═══ SUPPLIED MATERIAL ═══

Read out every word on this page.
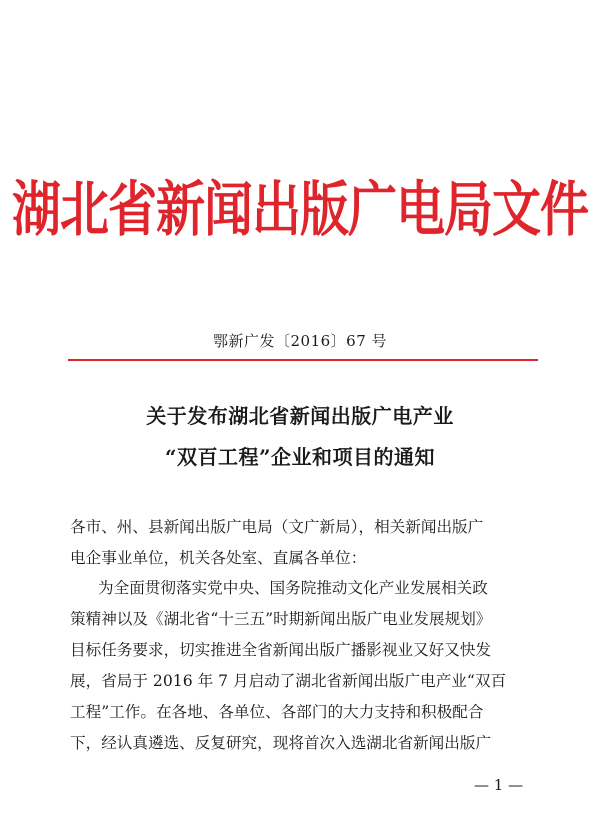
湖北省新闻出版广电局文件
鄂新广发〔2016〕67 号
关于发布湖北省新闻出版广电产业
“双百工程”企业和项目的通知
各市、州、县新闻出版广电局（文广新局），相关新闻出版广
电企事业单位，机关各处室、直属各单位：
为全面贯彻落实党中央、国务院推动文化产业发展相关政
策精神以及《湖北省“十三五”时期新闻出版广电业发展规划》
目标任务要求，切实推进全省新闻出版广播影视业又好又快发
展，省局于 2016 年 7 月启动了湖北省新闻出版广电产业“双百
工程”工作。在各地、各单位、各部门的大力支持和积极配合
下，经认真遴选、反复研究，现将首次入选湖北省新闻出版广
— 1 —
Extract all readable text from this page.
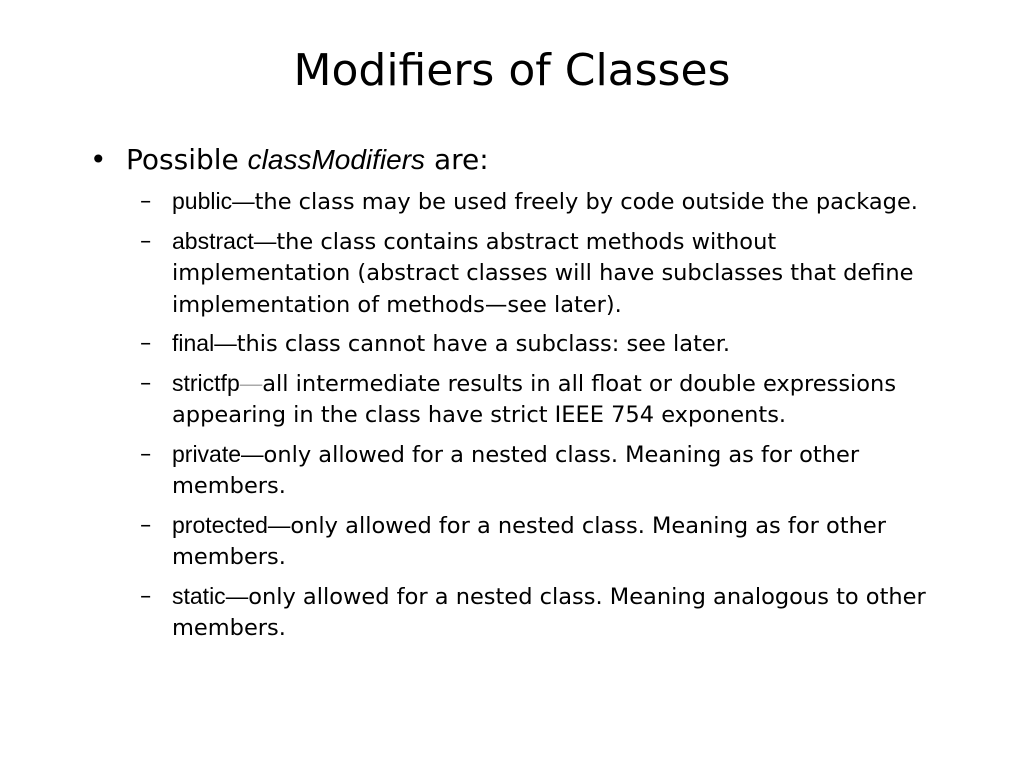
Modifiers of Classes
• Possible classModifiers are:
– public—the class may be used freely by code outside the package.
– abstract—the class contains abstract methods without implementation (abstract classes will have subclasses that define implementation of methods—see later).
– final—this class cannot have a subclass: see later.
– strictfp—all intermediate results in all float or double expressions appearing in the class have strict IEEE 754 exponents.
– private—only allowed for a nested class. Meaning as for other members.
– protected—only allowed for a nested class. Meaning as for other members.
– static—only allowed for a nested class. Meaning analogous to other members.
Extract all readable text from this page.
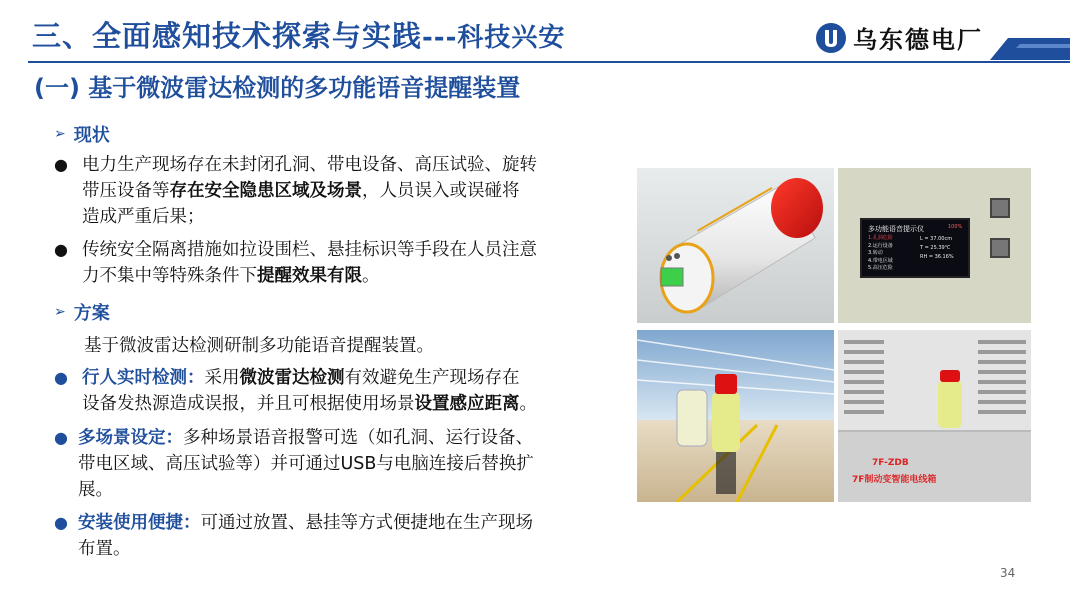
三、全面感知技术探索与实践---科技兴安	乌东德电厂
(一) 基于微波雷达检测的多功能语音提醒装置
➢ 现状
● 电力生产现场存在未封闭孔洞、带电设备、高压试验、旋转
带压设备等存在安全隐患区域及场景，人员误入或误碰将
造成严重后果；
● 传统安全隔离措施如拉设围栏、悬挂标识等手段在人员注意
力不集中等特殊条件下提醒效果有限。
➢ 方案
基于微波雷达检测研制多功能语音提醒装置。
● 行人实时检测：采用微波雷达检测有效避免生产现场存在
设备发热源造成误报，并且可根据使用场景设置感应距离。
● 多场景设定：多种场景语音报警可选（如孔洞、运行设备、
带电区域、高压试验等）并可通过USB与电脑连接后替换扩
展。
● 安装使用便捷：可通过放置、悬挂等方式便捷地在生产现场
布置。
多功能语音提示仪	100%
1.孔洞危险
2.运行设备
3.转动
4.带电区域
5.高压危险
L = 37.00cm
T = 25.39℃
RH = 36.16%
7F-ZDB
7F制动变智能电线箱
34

═══

> _DIRECTIONS FOR THIS TASK_
Copy out every line of the data that includes the word "other".

> _OUTPUT FOR THIS TASK_
– private—only allowed for a nested class. Meaning as for other members.
– protected—only allowed for a nested class. Meaning as for other members.
– static—only allowed for a nested class. Meaning analogous to other members.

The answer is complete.